Set exercise —
Count how many lines hold the string "中债企业债AAA". Give that number alone.

Task data —

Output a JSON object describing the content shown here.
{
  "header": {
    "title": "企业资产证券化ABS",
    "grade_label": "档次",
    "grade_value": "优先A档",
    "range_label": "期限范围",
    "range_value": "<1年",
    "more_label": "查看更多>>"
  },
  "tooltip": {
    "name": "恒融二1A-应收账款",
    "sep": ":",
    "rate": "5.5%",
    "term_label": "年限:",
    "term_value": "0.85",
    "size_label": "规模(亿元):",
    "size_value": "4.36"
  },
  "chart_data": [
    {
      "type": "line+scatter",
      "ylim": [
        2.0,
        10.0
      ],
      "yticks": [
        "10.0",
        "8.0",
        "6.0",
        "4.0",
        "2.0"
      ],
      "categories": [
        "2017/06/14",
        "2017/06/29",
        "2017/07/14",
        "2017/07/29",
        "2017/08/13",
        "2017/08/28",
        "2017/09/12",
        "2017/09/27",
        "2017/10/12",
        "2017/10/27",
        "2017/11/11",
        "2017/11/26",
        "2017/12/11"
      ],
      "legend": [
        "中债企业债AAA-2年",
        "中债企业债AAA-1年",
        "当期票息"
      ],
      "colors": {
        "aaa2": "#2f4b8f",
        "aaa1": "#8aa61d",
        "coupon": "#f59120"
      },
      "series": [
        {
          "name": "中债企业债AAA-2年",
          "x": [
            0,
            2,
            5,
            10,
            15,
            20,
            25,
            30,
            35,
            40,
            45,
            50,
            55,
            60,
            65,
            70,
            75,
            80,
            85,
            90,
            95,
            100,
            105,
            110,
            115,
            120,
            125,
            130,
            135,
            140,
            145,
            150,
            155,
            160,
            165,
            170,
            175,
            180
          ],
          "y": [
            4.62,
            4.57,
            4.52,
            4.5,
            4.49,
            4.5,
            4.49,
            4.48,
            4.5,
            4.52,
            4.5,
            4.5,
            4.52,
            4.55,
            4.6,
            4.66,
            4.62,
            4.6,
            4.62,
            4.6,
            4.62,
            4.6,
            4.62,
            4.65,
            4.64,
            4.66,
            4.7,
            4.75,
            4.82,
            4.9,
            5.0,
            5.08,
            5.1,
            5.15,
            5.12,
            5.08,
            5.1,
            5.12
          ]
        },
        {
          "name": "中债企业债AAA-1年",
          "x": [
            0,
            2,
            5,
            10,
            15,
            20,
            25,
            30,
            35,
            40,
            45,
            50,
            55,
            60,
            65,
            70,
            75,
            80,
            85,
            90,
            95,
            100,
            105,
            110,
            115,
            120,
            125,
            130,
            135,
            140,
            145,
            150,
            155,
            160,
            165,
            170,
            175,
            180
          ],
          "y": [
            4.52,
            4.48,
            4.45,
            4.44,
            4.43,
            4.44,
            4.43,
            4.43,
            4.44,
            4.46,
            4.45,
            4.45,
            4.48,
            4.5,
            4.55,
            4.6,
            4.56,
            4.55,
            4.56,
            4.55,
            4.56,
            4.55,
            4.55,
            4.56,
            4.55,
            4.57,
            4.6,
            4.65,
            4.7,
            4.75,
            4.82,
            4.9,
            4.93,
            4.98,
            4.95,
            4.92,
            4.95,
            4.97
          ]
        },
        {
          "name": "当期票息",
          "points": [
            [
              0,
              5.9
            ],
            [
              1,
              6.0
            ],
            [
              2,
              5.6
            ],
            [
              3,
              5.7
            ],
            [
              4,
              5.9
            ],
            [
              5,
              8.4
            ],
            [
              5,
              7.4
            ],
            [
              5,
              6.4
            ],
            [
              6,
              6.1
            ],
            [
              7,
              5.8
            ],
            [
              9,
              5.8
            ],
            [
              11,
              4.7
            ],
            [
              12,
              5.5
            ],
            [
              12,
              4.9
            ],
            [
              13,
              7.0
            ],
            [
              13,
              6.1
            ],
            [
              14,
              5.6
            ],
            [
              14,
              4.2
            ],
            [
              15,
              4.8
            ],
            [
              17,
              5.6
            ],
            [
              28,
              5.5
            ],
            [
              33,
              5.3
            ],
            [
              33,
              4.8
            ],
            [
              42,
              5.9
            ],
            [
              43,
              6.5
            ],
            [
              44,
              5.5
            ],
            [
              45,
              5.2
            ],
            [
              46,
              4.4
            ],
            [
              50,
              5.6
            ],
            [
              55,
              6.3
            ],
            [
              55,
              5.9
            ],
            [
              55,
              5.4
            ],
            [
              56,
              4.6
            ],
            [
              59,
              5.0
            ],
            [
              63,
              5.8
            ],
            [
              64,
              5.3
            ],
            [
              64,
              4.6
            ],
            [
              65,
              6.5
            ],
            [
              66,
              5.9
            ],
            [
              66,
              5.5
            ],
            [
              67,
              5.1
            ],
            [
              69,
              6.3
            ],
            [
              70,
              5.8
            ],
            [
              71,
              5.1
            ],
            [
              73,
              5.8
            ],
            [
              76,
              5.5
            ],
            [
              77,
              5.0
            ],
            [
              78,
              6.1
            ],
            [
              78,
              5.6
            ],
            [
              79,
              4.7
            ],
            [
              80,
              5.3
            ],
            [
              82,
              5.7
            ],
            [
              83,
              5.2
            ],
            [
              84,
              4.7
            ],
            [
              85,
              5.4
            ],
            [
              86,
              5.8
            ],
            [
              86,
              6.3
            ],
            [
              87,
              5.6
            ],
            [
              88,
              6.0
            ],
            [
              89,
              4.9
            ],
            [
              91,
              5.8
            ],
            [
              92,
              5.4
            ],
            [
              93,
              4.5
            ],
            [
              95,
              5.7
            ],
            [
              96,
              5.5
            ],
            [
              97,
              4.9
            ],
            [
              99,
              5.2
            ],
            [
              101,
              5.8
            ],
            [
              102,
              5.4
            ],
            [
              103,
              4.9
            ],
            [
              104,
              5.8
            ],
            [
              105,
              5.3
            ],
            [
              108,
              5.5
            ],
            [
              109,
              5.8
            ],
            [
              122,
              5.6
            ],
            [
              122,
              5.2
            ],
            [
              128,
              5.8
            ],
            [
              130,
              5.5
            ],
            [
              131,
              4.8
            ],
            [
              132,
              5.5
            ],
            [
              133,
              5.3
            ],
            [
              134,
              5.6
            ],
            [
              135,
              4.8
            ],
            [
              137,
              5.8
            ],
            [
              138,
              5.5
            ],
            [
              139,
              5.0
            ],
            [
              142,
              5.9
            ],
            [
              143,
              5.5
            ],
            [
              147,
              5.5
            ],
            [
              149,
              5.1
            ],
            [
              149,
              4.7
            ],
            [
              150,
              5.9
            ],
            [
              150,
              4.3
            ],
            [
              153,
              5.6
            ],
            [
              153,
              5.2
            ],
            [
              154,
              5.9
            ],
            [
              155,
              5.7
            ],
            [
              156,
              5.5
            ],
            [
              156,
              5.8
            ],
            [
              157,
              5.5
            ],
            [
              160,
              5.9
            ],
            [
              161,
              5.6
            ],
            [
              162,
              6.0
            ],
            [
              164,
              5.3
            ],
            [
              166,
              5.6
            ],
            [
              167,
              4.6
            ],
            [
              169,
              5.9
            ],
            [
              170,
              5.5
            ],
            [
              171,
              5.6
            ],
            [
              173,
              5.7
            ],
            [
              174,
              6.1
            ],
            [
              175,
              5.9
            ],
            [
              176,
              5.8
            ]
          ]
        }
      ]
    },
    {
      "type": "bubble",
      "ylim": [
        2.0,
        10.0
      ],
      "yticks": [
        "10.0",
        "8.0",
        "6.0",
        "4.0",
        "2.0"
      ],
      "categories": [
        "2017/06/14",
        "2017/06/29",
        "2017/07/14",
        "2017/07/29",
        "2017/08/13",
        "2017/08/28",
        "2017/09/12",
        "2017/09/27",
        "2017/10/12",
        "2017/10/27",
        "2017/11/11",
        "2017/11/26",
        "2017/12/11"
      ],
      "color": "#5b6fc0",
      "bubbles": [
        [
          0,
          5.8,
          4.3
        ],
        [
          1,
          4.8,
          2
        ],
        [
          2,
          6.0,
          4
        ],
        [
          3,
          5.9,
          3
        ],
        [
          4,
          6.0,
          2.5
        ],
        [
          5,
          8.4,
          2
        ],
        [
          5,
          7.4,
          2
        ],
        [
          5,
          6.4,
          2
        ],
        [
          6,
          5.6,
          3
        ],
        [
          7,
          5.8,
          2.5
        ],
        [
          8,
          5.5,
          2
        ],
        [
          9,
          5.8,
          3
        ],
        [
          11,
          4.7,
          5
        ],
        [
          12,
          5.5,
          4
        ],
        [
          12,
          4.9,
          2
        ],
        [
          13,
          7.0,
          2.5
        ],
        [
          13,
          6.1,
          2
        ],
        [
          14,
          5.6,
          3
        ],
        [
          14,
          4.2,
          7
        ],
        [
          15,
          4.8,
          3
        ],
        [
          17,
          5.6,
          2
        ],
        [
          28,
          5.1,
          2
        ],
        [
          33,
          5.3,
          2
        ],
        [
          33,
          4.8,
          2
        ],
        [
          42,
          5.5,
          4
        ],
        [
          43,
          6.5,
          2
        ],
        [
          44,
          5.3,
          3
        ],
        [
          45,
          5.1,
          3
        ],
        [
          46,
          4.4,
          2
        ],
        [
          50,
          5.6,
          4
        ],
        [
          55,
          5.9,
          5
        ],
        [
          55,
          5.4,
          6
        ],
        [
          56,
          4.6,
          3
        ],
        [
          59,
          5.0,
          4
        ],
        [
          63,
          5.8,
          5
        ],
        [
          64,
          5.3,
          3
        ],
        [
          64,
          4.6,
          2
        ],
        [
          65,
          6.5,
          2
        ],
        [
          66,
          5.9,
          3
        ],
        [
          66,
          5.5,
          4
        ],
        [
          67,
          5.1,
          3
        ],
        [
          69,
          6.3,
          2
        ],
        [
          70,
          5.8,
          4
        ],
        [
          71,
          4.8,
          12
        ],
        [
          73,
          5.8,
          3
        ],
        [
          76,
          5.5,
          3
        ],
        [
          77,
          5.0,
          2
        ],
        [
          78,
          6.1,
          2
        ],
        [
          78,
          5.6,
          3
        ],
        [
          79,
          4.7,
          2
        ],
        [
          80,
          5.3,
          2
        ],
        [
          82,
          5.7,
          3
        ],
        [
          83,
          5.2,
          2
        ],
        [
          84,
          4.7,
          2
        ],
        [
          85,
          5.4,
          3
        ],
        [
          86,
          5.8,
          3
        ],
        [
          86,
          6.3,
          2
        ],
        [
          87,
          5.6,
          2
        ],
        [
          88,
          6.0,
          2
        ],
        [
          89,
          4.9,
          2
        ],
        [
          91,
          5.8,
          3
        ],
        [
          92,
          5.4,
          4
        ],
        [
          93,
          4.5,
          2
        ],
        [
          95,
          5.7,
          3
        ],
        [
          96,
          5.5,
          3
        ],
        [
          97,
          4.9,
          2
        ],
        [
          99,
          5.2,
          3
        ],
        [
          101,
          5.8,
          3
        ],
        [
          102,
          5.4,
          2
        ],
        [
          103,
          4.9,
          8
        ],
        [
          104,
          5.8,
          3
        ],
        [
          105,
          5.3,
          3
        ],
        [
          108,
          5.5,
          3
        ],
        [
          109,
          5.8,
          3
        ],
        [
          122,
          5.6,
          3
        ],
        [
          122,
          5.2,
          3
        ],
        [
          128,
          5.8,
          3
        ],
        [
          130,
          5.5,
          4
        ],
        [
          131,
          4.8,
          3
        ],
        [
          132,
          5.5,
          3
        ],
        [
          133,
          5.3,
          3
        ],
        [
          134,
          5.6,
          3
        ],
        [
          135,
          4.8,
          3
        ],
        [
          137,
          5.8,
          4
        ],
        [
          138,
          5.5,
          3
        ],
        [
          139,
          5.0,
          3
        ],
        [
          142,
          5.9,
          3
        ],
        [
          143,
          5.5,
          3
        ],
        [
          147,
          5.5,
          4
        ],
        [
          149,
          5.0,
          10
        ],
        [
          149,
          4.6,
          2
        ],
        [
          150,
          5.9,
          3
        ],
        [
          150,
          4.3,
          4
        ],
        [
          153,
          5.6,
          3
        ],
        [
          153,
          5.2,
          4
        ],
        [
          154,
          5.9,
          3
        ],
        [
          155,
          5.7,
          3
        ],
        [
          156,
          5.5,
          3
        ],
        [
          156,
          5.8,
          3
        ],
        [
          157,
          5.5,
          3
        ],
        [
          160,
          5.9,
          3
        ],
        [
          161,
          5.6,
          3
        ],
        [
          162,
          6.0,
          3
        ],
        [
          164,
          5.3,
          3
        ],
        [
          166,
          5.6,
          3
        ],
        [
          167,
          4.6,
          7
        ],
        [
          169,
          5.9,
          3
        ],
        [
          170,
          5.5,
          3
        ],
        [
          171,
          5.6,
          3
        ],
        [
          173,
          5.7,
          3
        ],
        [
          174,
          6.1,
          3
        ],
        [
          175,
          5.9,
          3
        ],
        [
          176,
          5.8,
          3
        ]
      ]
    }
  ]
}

Expected answer —
4